PASSAGE PROVIDED.
....
EU backed 804 rail projects with €34.4 billion via CEF; plans to mobilize €2.9 billion by 2027.
Concrete travel-time targets include Berlin–Copenhagen 4h by 2030 and Lisbon–Madrid 3h by 2034.

(EUROPEAN UNION) The European Commission on November 5, 2025 set out its most ambitious rail agenda yet, unveiling a plan to accelerate high-speed rail across the bloc and cut rail travel times by up to half on key routes by 2040, a move designed to make trains a compelling alternative to short-haul flights. The blueprint, presented as a “High-Speed Rail Deal,” lays out fixed timelines, funding targets, and legislative steps to connect major cities faster, ease pressure on airports, and push the EU toward its carbon-neutral goal by 2050.

Commissioner for Sustainable Transport and Tourism, Apostolos Tzitzikostas, framed the effort in sweeping terms of mobility, cohesion, and competitiveness.

“High-speed rail is not just about cutting travel times – it is about uniting Europeans, strengthening our economy, and leading the global race for sustainable transport. With today’s plan, we are turning ambition into action: breaking down barriers, mobilising investments for modern infrastructure, and making cross-border rail the backbone of a carbon-neutral, competitive, and secure Europe. Citizens across the Union will benefit from faster, safer, and more affordable journeys that bring Europe closer together,” said Tzitzikostas.

EU Unveils High-Speed Rail Plan to Cut Travel Time, Cut Flights
EU Unveils High-Speed Rail Plan to Cut Travel Time, Cut Flights

Officials put precise numbers on what the next 15 years could deliver. Berlin to Copenhagen would fall from seven hours to four by 2030. Sofia to Athens would drop from 13 hours and 40 minutes to six hours by 2035. Lisbon to Madrid, pegged at five hours in 2030, would be cut to three hours by 2034. Madrid to Paris would be targeted at six hours. Berlin to Vienna via Prague would be sliced from over eight hours to four and a half. Baltic connections would tighten dramatically: Tallinn to Riga in one hour and 45 minutes; Riga to Vilnius in two hours; and Vilnius to Warsaw in four. The Commission said these travel times are designed to make rail the default choice for many cross-border journeys that today still lean on short-haul flights.
....
GOAL A. Reproduce the passage of the rail plan article between "Concrete travel-time targets" and "cohesion, and competitiveness.", inclusive, word for word.
The article above and the records that follow have no connection to each other.

(Image layout annotations)
....
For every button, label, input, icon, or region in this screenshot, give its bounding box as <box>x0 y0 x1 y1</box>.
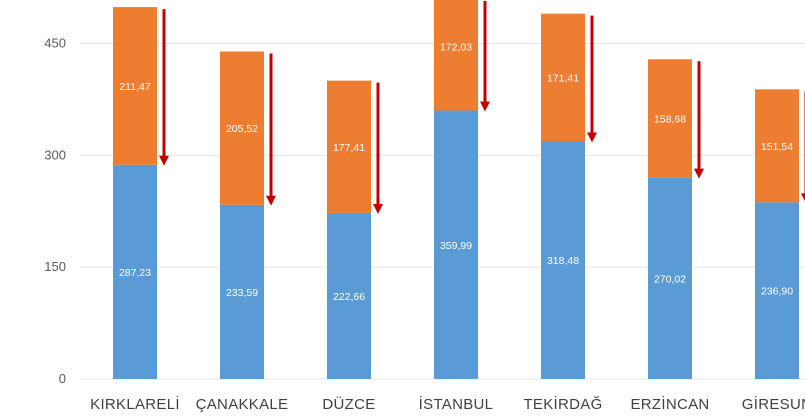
down-arrow-icon <box>801 91 805 202</box>
bar-segment-upper <box>220 51 264 205</box>
down-arrow-icon <box>159 9 169 166</box>
y-tick-label: 150 <box>44 259 66 274</box>
data-label: 177,41 <box>333 142 365 154</box>
data-label: 222,66 <box>333 291 365 303</box>
bar-segment-lower <box>113 164 157 379</box>
y-tick-label: 300 <box>44 147 66 162</box>
bar-segment-upper <box>648 59 692 178</box>
x-axis-categories: KIRKLARELİ ÇANAKKALE DÜZCE İSTANBUL TEKİRDAĞ… <box>90 395 805 413</box>
data-label: 287,23 <box>119 267 151 279</box>
data-label: 236,90 <box>761 286 793 298</box>
bar-segment-lower <box>434 110 478 379</box>
category-label: TEKİRDAĞ <box>523 395 602 413</box>
data-label: 158,68 <box>654 113 686 125</box>
down-arrow-icon <box>694 61 704 179</box>
data-label: 211,47 <box>119 81 150 93</box>
bar-segment-lower <box>327 212 371 379</box>
data-label: 151,54 <box>761 141 793 153</box>
data-label: 172,03 <box>440 41 472 53</box>
bar-segment-lower <box>648 177 692 379</box>
bar-segment-lower <box>220 204 264 379</box>
category-label: KIRKLARELİ <box>90 395 180 413</box>
bar-segment-upper <box>755 89 799 203</box>
y-tick-label: 0 <box>59 371 66 386</box>
bars <box>113 0 799 379</box>
bar-segment-lower <box>755 202 799 379</box>
down-arrow-icon <box>587 15 597 143</box>
arrows <box>159 1 805 214</box>
data-label: 233,59 <box>226 287 258 299</box>
bar-segment-upper <box>113 7 157 165</box>
category-label: ERZİNCAN <box>630 395 709 413</box>
data-label: 270,02 <box>654 273 686 285</box>
y-tick-label: 450 <box>44 35 66 50</box>
down-arrow-icon <box>480 1 490 112</box>
down-arrow-icon <box>266 53 276 206</box>
category-label: ÇANAKKALE <box>196 396 289 413</box>
bar-segment-upper <box>541 13 585 142</box>
data-label: 205,52 <box>226 123 258 135</box>
data-label: 359,99 <box>440 240 472 252</box>
data-labels: 287,23 211,47 233,59 205,52 222,66 177,41 359,… <box>119 41 793 303</box>
category-label: İSTANBUL <box>419 395 494 413</box>
bar-segment-upper <box>327 80 371 213</box>
y-axis-ticks: 0 150 300 450 <box>44 35 66 386</box>
data-label: 318,48 <box>547 255 579 267</box>
category-label: DÜZCE <box>322 395 375 413</box>
data-label: 171,41 <box>547 73 579 85</box>
bar-segment-upper <box>434 0 478 111</box>
bar-segment-lower <box>541 141 585 379</box>
down-arrow-icon <box>373 82 383 214</box>
category-label: GİRESUN <box>742 395 805 413</box>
....
GOAL B. Turn the lines of the records between the ones holding "down-arrow-icon <box>801 91 805 202</box>" and "data-label: 222,66 <box>333 291 365 303</box>", inclusive, into a numbered list without blank lines.

FULL OUTPUT A.
Concrete travel-time targets include Berlin–Copenhagen 4h by 2030 and Lisbon–Madrid 3h by 2034.

(EUROPEAN UNION) The European Commission on November 5, 2025 set out its most ambitious rail agenda yet, unveiling a plan to accelerate high-speed rail across the bloc and cut rail travel times by up to half on key routes by 2040, a move designed to make trains a compelling alternative to short-haul flights. The blueprint, presented as a “High-Speed Rail Deal,” lays out fixed timelines, funding targets, and legislative steps to connect major cities faster, ease pressure on airports, and push the EU toward its carbon-neutral goal by 2050.

Commissioner for Sustainable Transport and Tourism, Apostolos Tzitzikostas, framed the effort in sweeping terms of mobility, cohesion, and competitiveness.

FULL OUTPUT B.
1. down-arrow-icon <box>801 91 805 202</box>
2. bar-segment-upper <box>220 51 264 205</box>
3. down-arrow-icon <box>159 9 169 166</box>
4. y-tick-label: 150 <box>44 259 66 274</box>
5. data-label: 177,41 <box>333 142 365 154</box>
6. data-label: 222,66 <box>333 291 365 303</box>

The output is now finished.